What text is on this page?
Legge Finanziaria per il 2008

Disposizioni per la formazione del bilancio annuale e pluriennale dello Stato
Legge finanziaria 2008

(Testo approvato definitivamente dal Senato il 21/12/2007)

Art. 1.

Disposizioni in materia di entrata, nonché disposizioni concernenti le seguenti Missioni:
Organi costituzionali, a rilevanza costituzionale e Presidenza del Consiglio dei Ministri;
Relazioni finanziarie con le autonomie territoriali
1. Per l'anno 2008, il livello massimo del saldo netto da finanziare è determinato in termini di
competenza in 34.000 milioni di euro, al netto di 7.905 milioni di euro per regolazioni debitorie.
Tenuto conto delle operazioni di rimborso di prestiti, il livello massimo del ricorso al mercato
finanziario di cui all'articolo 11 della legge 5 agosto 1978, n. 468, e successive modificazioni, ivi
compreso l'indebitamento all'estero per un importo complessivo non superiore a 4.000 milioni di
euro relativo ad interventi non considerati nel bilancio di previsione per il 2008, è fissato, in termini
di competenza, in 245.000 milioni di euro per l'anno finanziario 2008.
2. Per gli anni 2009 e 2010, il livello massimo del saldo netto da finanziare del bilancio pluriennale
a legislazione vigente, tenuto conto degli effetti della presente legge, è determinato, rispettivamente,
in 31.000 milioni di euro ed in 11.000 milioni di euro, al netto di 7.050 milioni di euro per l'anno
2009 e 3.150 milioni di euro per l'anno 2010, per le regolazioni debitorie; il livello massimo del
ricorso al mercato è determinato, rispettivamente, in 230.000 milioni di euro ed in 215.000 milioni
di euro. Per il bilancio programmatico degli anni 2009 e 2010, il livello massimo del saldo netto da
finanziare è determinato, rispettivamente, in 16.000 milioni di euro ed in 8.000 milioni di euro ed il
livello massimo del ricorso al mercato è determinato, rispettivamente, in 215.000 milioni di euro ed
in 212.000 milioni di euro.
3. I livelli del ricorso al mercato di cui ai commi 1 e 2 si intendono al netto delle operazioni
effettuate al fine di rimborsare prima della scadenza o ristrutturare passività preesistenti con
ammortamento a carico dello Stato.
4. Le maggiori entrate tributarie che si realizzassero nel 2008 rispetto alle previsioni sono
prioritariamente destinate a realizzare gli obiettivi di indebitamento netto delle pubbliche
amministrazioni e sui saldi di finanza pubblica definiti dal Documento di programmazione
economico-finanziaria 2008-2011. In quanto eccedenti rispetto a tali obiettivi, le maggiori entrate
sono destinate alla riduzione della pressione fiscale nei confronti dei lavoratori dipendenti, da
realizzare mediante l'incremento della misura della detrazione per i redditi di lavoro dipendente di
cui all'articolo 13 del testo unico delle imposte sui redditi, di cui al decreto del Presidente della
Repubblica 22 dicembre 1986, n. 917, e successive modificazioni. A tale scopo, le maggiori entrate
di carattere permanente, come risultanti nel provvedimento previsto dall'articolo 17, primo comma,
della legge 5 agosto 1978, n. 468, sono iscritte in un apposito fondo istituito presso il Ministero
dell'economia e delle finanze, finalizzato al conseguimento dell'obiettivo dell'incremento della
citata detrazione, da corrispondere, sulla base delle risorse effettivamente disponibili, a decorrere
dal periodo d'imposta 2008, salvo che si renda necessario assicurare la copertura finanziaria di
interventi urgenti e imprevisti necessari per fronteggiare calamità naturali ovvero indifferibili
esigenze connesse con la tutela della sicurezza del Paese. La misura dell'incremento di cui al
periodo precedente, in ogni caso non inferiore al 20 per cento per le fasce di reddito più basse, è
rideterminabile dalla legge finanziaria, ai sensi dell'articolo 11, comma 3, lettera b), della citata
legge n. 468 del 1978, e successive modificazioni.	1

==================================================

Objective - Write out the records above again, keeping each one identical to the original.

Solved problem -
What text is on this page?
Legge Finanziaria per il 2008

Disposizioni per la formazione del bilancio annuale e pluriennale dello Stato
Legge finanziaria 2008

(Testo approvato definitivamente dal Senato il 21/12/2007)

Art. 1.

Disposizioni in materia di entrata, nonché disposizioni concernenti le seguenti Missioni:
Organi costituzionali, a rilevanza costituzionale e Presidenza del Consiglio dei Ministri;
Relazioni finanziarie con le autonomie territoriali
1. Per l'anno 2008, il livello massimo del saldo netto da finanziare è determinato in termini di
competenza in 34.000 milioni di euro, al netto di 7.905 milioni di euro per regolazioni debitorie.
Tenuto conto delle operazioni di rimborso di prestiti, il livello massimo del ricorso al mercato
finanziario di cui all'articolo 11 della legge 5 agosto 1978, n. 468, e successive modificazioni, ivi
compreso l'indebitamento all'estero per un importo complessivo non superiore a 4.000 milioni di
euro relativo ad interventi non considerati nel bilancio di previsione per il 2008, è fissato, in termini
di competenza, in 245.000 milioni di euro per l'anno finanziario 2008.
2. Per gli anni 2009 e 2010, il livello massimo del saldo netto da finanziare del bilancio pluriennale
a legislazione vigente, tenuto conto degli effetti della presente legge, è determinato, rispettivamente,
in 31.000 milioni di euro ed in 11.000 milioni di euro, al netto di 7.050 milioni di euro per l'anno
2009 e 3.150 milioni di euro per l'anno 2010, per le regolazioni debitorie; il livello massimo del
ricorso al mercato è determinato, rispettivamente, in 230.000 milioni di euro ed in 215.000 milioni
di euro. Per il bilancio programmatico degli anni 2009 e 2010, il livello massimo del saldo netto da
finanziare è determinato, rispettivamente, in 16.000 milioni di euro ed in 8.000 milioni di euro ed il
livello massimo del ricorso al mercato è determinato, rispettivamente, in 215.000 milioni di euro ed
in 212.000 milioni di euro.
3. I livelli del ricorso al mercato di cui ai commi 1 e 2 si intendono al netto delle operazioni
effettuate al fine di rimborsare prima della scadenza o ristrutturare passività preesistenti con
ammortamento a carico dello Stato.
4. Le maggiori entrate tributarie che si realizzassero nel 2008 rispetto alle previsioni sono
prioritariamente destinate a realizzare gli obiettivi di indebitamento netto delle pubbliche
amministrazioni e sui saldi di finanza pubblica definiti dal Documento di programmazione
economico-finanziaria 2008-2011. In quanto eccedenti rispetto a tali obiettivi, le maggiori entrate
sono destinate alla riduzione della pressione fiscale nei confronti dei lavoratori dipendenti, da
realizzare mediante l'incremento della misura della detrazione per i redditi di lavoro dipendente di
cui all'articolo 13 del testo unico delle imposte sui redditi, di cui al decreto del Presidente della
Repubblica 22 dicembre 1986, n. 917, e successive modificazioni. A tale scopo, le maggiori entrate
di carattere permanente, come risultanti nel provvedimento previsto dall'articolo 17, primo comma,
della legge 5 agosto 1978, n. 468, sono iscritte in un apposito fondo istituito presso il Ministero
dell'economia e delle finanze, finalizzato al conseguimento dell'obiettivo dell'incremento della
citata detrazione, da corrispondere, sulla base delle risorse effettivamente disponibili, a decorrere
dal periodo d'imposta 2008, salvo che si renda necessario assicurare la copertura finanziaria di
interventi urgenti e imprevisti necessari per fronteggiare calamità naturali ovvero indifferibili
esigenze connesse con la tutela della sicurezza del Paese. La misura dell'incremento di cui al
periodo precedente, in ogni caso non inferiore al 20 per cento per le fasce di reddito più basse, è
rideterminabile dalla legge finanziaria, ai sensi dell'articolo 11, comma 3, lettera b), della citata
legge n. 468 del 1978, e successive modificazioni.	1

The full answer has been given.